Rows from a figure dataset:
-- start --

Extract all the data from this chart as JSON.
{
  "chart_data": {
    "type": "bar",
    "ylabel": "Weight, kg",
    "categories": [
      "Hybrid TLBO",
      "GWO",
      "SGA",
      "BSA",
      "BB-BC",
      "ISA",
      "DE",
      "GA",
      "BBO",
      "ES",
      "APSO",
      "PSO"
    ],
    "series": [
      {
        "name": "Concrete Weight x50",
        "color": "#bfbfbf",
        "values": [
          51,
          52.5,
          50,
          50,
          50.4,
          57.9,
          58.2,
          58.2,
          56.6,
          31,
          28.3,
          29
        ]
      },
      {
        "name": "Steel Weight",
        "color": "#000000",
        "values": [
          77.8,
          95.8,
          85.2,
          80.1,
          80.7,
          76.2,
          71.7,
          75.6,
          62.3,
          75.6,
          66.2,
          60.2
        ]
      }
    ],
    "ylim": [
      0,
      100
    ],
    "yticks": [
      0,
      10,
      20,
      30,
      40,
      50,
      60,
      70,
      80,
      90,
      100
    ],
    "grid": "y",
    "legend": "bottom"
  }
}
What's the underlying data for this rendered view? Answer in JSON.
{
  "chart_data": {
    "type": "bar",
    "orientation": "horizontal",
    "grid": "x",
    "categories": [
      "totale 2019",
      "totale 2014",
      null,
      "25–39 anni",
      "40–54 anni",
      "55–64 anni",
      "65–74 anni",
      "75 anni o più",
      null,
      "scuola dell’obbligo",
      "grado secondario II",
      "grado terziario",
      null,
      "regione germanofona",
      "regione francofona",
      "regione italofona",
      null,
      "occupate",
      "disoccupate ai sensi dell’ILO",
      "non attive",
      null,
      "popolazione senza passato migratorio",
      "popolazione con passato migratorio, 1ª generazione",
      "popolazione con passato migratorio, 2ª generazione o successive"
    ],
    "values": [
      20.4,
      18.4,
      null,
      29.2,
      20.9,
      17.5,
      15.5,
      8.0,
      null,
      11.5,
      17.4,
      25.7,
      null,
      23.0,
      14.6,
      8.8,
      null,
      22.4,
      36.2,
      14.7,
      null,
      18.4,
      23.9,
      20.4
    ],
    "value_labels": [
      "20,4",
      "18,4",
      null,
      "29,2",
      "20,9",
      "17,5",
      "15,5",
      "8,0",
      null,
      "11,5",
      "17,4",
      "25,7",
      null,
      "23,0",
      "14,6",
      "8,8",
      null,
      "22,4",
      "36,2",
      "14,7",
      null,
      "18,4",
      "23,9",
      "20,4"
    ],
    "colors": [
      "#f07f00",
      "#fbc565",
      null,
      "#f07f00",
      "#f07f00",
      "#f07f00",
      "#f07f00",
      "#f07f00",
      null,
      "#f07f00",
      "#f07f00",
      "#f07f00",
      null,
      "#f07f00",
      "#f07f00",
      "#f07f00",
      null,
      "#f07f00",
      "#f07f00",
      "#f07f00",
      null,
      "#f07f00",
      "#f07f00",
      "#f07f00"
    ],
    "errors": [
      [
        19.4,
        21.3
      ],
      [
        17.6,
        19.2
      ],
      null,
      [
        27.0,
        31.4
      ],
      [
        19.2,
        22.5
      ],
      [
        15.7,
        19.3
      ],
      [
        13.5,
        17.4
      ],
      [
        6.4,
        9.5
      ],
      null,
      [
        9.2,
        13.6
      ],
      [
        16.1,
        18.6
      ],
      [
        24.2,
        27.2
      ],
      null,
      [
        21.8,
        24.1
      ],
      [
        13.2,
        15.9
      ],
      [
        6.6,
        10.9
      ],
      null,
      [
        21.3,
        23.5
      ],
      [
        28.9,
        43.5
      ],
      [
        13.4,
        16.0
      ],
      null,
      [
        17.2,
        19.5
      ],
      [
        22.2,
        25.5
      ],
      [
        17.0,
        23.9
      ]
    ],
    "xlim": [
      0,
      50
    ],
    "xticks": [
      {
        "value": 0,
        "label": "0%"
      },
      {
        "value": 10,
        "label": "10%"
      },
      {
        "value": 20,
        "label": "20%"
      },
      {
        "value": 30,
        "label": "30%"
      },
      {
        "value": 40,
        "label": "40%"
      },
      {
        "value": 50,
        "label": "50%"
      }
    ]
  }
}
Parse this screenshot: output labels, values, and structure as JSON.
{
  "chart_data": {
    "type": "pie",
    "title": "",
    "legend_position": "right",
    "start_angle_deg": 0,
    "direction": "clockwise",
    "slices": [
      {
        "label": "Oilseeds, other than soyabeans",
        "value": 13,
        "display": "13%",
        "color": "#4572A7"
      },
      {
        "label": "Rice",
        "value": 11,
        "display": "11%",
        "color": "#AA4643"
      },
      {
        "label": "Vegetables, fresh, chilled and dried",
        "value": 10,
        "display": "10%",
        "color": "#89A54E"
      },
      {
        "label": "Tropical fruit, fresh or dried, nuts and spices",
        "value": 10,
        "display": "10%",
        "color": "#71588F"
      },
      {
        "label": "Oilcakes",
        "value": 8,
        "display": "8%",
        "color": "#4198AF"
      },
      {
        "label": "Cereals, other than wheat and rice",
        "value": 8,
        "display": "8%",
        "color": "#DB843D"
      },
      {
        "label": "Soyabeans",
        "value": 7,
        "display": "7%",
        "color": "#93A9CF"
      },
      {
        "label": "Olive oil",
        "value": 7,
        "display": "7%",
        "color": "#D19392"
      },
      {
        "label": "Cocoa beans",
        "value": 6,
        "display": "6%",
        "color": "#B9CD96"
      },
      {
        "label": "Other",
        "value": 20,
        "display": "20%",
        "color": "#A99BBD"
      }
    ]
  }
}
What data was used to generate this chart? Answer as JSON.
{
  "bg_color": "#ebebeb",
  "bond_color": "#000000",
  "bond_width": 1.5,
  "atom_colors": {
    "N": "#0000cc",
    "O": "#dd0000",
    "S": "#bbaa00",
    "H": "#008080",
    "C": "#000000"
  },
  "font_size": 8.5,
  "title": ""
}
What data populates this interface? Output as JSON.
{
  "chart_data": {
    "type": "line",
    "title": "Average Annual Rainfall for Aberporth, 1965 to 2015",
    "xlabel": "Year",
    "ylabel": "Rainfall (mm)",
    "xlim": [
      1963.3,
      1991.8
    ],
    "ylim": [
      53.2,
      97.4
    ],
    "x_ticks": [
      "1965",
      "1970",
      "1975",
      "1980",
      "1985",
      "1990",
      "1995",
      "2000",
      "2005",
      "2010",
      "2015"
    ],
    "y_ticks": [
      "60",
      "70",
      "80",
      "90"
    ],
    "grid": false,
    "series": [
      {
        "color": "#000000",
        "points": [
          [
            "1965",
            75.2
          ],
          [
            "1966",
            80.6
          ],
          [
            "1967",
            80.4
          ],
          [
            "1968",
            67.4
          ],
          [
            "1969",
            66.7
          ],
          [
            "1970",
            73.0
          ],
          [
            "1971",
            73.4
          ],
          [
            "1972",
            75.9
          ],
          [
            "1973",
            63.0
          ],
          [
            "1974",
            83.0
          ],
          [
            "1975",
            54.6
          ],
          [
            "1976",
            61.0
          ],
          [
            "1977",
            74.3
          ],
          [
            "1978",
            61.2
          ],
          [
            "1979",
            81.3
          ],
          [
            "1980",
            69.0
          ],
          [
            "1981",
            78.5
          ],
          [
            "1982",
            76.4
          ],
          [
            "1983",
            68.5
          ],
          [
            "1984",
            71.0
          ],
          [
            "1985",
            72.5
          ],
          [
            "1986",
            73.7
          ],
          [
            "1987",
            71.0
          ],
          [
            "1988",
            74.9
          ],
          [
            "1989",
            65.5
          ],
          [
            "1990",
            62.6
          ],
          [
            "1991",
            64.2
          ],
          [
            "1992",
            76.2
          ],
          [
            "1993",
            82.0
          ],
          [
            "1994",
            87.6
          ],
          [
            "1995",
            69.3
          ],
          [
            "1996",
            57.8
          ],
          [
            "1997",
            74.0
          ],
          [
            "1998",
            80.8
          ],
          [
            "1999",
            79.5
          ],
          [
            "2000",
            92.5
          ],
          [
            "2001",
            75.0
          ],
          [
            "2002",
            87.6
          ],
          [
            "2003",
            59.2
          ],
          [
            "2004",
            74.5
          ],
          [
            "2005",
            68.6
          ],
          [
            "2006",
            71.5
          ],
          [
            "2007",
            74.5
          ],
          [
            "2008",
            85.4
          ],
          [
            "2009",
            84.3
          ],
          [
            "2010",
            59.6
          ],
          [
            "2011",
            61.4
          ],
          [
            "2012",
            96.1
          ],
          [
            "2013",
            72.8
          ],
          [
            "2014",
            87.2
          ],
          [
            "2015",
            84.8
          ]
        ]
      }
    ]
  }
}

-- end --

▶ Problem statement:
State, as a number only, how many lines in the entries include "JSON".

▶ Solution:
5